# INPUT FOR THIS TASK
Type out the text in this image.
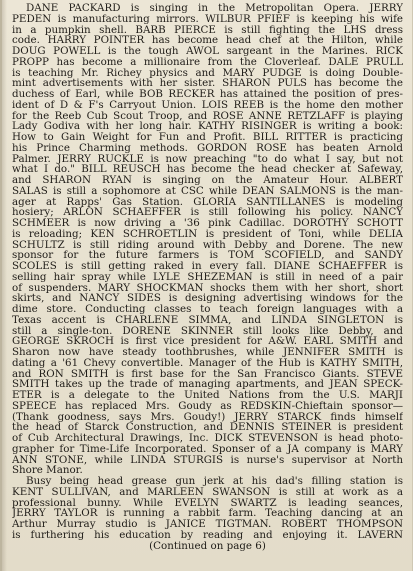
DANE PACKARD is singing in the Metropolitan Opera. JERRY
PEDEN is manufacturing mirrors. WILBUR PFIEF is keeping his wife
in a pumpkin shell. BARB PIERCE is still fighting the LHS dress
code. HARRY POINTER has become head chef at the Hilton, while
DOUG POWELL is the tough AWOL sargeant in the Marines. RICK
PROPP has become a millionaire from the Cloverleaf. DALE PRULL
is teaching Mr. Richey physics and MARY PUDGE is doing Double-
mint advertisements with her sister. SHARON PULS has become the
duchess of Earl, while BOB RECKER has attained the position of pres-
ident of D & F's Carryout Union. LOIS REEB is the home den mother
for the Reeb Cub Scout Troop, and ROSE ANNE RETZLAFF is playing
Lady Godiva with her long hair. KATHY RISINGER is writing a book:
How to Gain Weight for Fun and Profit. BILL RITTER is practicing
his Prince Charming methods. GORDON ROSE has beaten Arnold
Palmer. JERRY RUCKLE is now preaching "to do what I say, but not
what I do." BILL REUSCH has become the head checker at Safeway,
and SHARON RYAN is singing on the Amateur Hour. ALBERT
SALAS is still a sophomore at CSC while DEAN SALMONS is the man-
ager at Rapps' Gas Station. GLORIA SANTILLANES is modeling
hosiery; ARLON SCHAEFFER is still following his policy. NANCY
SCHMEER is now driving a '36 pink Cadillac. DOROTHY SCHOTT
is reloading; KEN SCHROETLIN is president of Toni, while DELIA
SCHULTZ is still riding around with Debby and Dorene. The new
sponsor for the future farmers is TOM SCOFIELD, and SANDY
SCOLES is still getting raked in every fall. DIANE SCHAEFFER is
selling hair spray while LYLE SHEZEMAN is still in need of a pair
of suspenders. MARY SHOCKMAN shocks them with her short, short
skirts, and NANCY SIDES is designing advertising windows for the
dime store. Conducting classes to teach foreign languages with a
Texas accent is CHARLENE SIMMA, and LINDA SINGLETON is
still a single-ton. DORENE SKINNER still looks like Debby, and
GEORGE SKROCH is first vice president for A&W. EARL SMITH and
Sharon now have steady toothbrushes, while JENNIFER SMITH is
dating a '61 Chevy convertible. Manager of the Hub is KATHY SMITH,
and RON SMITH is first base for the San Francisco Giants. STEVE
SMITH takes up the trade of managing apartments, and JEAN SPECK-
ETER is a delegate to the United Nations from the U.S. MARJI
SPEECE has replaced Mrs. Goudy as REDSKIN-Chieftain sponsor—
(Thank goodness, says Mrs. Goudy!) JERRY STARCK finds himself
the head of Starck Construction, and DENNIS STEINER is president
of Cub Architectural Drawings, Inc. DICK STEVENSON is head photo-
grapher for Time-Life Incorporated. Sponser of a JA company is MARY
ANN STONE, while LINDA STURGIS is nurse's supervisor at North
Shore Manor.
Busy being head grease gun jerk at his dad's filling station is
KENT SULLIVAN, and MARLEEN SWANSON is still at work as a
professional bunny. While EVELYN SWARTZ is leading seances,
JERRY TAYLOR is running a rabbit farm. Teaching dancing at an
Arthur Murray studio is JANICE TIGTMAN. ROBERT THOMPSON
is furthering his education by reading and enjoying it. LAVERN
(Continued on page 6)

# WORK TO DO
Find each line holding the word "SMITH" and copy it.

# REPLY TO THE EXERCISE
GEORGE SKROCH is first vice president for A&W. EARL SMITH and
Sharon now have steady toothbrushes, while JENNIFER SMITH is
dating a '61 Chevy convertible. Manager of the Hub is KATHY SMITH,
and RON SMITH is first base for the San Francisco Giants. STEVE
SMITH takes up the trade of managing apartments, and JEAN SPECK-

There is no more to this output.